WORK TO BE COMPLETED:
Go through the entries below and count the lines holding the word "color". Reply with only the number, please.

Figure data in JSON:
----

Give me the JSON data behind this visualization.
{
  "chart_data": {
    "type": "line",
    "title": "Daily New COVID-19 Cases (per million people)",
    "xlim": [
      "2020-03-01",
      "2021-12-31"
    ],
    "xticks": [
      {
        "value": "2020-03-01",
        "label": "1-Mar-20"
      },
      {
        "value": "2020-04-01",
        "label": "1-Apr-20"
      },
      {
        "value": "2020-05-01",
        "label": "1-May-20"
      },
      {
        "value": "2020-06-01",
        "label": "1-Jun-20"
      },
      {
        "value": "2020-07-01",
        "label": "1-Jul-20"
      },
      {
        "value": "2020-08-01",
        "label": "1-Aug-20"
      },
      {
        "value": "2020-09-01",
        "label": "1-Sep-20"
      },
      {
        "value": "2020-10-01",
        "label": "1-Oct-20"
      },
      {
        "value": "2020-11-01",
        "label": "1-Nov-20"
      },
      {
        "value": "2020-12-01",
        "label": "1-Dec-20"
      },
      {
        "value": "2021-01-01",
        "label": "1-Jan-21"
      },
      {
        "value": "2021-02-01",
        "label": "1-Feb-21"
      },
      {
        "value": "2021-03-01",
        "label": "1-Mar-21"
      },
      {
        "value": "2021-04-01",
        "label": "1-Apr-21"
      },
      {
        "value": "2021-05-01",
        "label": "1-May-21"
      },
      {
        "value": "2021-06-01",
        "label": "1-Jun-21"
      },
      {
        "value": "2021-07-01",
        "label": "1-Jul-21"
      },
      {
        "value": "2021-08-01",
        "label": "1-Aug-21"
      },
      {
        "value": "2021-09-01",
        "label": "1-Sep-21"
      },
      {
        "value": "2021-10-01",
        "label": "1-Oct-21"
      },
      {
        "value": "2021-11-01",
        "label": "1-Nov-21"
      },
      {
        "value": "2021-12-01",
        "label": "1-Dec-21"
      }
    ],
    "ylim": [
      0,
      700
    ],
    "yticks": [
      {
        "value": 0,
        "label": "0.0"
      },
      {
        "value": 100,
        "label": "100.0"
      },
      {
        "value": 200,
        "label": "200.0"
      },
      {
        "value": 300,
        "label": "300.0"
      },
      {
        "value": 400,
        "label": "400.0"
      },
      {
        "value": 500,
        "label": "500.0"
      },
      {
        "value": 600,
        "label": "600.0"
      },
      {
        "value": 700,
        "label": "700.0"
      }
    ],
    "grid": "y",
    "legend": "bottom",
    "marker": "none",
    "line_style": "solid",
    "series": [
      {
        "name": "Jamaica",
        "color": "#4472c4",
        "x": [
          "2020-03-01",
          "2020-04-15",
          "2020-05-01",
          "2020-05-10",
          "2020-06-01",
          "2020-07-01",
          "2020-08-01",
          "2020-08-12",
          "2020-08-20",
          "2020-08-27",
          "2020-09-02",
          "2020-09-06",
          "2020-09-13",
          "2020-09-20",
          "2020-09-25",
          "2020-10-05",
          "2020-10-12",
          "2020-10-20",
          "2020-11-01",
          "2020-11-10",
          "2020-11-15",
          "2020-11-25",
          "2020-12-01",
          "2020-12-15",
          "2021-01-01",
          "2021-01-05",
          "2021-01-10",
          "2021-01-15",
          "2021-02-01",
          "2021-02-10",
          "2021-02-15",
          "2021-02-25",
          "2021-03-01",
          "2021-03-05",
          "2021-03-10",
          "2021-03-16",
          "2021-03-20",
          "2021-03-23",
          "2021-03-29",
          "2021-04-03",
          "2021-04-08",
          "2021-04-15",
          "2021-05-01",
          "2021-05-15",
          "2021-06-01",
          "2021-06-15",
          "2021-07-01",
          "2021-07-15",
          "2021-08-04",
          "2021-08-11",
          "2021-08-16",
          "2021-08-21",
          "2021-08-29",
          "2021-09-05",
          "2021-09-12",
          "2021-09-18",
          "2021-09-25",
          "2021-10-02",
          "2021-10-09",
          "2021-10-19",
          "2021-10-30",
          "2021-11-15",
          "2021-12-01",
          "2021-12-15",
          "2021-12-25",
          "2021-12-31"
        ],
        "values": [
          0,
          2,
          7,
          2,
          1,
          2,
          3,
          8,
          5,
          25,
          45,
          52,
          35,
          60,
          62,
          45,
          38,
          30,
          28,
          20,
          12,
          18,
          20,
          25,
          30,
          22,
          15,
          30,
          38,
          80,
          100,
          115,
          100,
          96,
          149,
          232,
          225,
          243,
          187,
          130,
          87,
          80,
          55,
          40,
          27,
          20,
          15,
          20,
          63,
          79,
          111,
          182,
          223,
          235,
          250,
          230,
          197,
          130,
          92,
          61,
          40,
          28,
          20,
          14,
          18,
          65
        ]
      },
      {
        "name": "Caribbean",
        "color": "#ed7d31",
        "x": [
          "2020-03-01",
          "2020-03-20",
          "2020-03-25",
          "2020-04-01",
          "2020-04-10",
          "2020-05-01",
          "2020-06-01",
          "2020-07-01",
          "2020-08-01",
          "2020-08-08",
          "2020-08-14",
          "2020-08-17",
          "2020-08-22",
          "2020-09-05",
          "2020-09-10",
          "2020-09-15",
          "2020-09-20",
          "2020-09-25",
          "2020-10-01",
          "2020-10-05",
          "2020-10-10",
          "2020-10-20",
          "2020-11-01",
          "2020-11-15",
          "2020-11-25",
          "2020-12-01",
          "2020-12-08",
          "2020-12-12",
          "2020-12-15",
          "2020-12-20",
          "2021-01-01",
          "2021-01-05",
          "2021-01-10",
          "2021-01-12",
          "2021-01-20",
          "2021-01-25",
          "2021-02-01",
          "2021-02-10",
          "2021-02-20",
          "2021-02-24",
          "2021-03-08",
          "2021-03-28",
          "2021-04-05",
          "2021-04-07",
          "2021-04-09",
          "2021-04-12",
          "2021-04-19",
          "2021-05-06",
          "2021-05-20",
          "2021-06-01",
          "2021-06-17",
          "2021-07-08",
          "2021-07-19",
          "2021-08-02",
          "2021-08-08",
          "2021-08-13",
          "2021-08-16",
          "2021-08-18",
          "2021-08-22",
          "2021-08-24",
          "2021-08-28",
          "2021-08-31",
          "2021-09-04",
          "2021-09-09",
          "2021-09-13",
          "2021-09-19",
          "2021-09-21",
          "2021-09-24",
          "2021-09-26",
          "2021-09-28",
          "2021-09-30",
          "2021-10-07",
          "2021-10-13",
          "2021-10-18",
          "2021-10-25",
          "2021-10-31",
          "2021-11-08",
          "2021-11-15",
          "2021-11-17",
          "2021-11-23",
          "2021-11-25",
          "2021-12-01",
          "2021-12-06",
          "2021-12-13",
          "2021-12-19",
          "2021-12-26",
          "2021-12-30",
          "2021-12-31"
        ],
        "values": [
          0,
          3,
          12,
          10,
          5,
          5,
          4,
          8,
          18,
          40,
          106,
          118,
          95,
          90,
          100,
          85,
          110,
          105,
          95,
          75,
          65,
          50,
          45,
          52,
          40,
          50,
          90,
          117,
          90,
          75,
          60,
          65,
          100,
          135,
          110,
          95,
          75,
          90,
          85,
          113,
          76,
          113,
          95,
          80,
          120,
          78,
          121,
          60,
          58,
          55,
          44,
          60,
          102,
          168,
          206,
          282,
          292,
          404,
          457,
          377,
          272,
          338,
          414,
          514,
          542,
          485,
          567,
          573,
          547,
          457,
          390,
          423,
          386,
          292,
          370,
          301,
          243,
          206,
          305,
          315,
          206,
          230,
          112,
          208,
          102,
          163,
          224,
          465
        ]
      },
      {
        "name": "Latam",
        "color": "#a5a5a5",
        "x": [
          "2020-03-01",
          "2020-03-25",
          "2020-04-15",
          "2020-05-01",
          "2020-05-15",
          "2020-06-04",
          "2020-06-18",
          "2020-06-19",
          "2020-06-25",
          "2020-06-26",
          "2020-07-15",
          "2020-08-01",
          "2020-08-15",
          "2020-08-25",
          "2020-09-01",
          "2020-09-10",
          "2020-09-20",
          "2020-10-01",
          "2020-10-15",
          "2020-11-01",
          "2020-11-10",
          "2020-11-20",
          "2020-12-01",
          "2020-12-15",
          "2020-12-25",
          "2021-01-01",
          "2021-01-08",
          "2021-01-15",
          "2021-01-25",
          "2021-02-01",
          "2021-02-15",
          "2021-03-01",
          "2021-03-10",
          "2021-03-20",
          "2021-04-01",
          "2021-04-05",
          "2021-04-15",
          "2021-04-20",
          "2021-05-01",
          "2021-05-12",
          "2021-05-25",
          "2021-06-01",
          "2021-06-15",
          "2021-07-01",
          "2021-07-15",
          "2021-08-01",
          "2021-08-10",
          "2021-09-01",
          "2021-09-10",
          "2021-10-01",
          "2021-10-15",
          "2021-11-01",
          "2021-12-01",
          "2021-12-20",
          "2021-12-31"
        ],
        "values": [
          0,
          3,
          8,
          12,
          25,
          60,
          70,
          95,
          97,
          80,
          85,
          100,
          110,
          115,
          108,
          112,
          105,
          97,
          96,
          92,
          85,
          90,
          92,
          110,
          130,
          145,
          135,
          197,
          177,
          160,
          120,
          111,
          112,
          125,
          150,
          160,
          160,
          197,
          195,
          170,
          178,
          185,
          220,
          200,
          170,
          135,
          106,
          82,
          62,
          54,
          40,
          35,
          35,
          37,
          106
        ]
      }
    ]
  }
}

----

CORRECT OUTPUT:
3